▶ **Given records**:

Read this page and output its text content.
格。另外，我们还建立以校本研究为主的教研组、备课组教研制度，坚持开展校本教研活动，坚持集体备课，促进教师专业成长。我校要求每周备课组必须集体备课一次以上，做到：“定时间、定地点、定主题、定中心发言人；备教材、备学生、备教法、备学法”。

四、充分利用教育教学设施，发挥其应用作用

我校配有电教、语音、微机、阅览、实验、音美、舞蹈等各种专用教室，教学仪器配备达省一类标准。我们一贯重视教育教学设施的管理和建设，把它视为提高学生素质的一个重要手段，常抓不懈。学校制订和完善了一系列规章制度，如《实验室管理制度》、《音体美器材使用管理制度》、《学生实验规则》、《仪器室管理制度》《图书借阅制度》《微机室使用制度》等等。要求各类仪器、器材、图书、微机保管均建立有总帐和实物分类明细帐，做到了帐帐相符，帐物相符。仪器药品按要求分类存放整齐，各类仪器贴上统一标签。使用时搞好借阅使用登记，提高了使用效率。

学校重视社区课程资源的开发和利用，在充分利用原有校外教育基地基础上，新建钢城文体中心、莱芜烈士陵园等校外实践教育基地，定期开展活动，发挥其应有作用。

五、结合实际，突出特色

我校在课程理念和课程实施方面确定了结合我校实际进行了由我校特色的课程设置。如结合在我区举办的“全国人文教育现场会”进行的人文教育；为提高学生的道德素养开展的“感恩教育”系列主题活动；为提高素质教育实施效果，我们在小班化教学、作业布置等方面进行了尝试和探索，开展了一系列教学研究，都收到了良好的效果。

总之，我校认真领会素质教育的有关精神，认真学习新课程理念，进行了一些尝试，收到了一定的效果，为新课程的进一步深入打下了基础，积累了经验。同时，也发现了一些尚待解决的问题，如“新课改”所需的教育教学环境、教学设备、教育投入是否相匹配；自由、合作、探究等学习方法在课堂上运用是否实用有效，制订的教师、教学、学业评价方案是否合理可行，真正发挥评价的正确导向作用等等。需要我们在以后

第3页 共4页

▶ **Work instructions**:
Copy all of the data exactly.

▶ **Correct output**:
Read this page and output its text content.
格。另外，我们还建立以校本研究为主的教研组、备课组教研制度，坚持开展校本教研活动，坚持集体备课，促进教师专业成长。我校要求每周备课组必须集体备课一次以上，做到：“定时间、定地点、定主题、定中心发言人；备教材、备学生、备教法、备学法”。

四、充分利用教育教学设施，发挥其应用作用

我校配有电教、语音、微机、阅览、实验、音美、舞蹈等各种专用教室，教学仪器配备达省一类标准。我们一贯重视教育教学设施的管理和建设，把它视为提高学生素质的一个重要手段，常抓不懈。学校制订和完善了一系列规章制度，如《实验室管理制度》、《音体美器材使用管理制度》、《学生实验规则》、《仪器室管理制度》《图书借阅制度》《微机室使用制度》等等。要求各类仪器、器材、图书、微机保管均建立有总帐和实物分类明细帐，做到了帐帐相符，帐物相符。仪器药品按要求分类存放整齐，各类仪器贴上统一标签。使用时搞好借阅使用登记，提高了使用效率。

学校重视社区课程资源的开发和利用，在充分利用原有校外教育基地基础上，新建钢城文体中心、莱芜烈士陵园等校外实践教育基地，定期开展活动，发挥其应有作用。

五、结合实际，突出特色

我校在课程理念和课程实施方面确定了结合我校实际进行了由我校特色的课程设置。如结合在我区举办的“全国人文教育现场会”进行的人文教育；为提高学生的道德素养开展的“感恩教育”系列主题活动；为提高素质教育实施效果，我们在小班化教学、作业布置等方面进行了尝试和探索，开展了一系列教学研究，都收到了良好的效果。

总之，我校认真领会素质教育的有关精神，认真学习新课程理念，进行了一些尝试，收到了一定的效果，为新课程的进一步深入打下了基础，积累了经验。同时，也发现了一些尚待解决的问题，如“新课改”所需的教育教学环境、教学设备、教育投入是否相匹配；自由、合作、探究等学习方法在课堂上运用是否实用有效，制订的教师、教学、学业评价方案是否合理可行，真正发挥评价的正确导向作用等等。需要我们在以后

第3页 共4页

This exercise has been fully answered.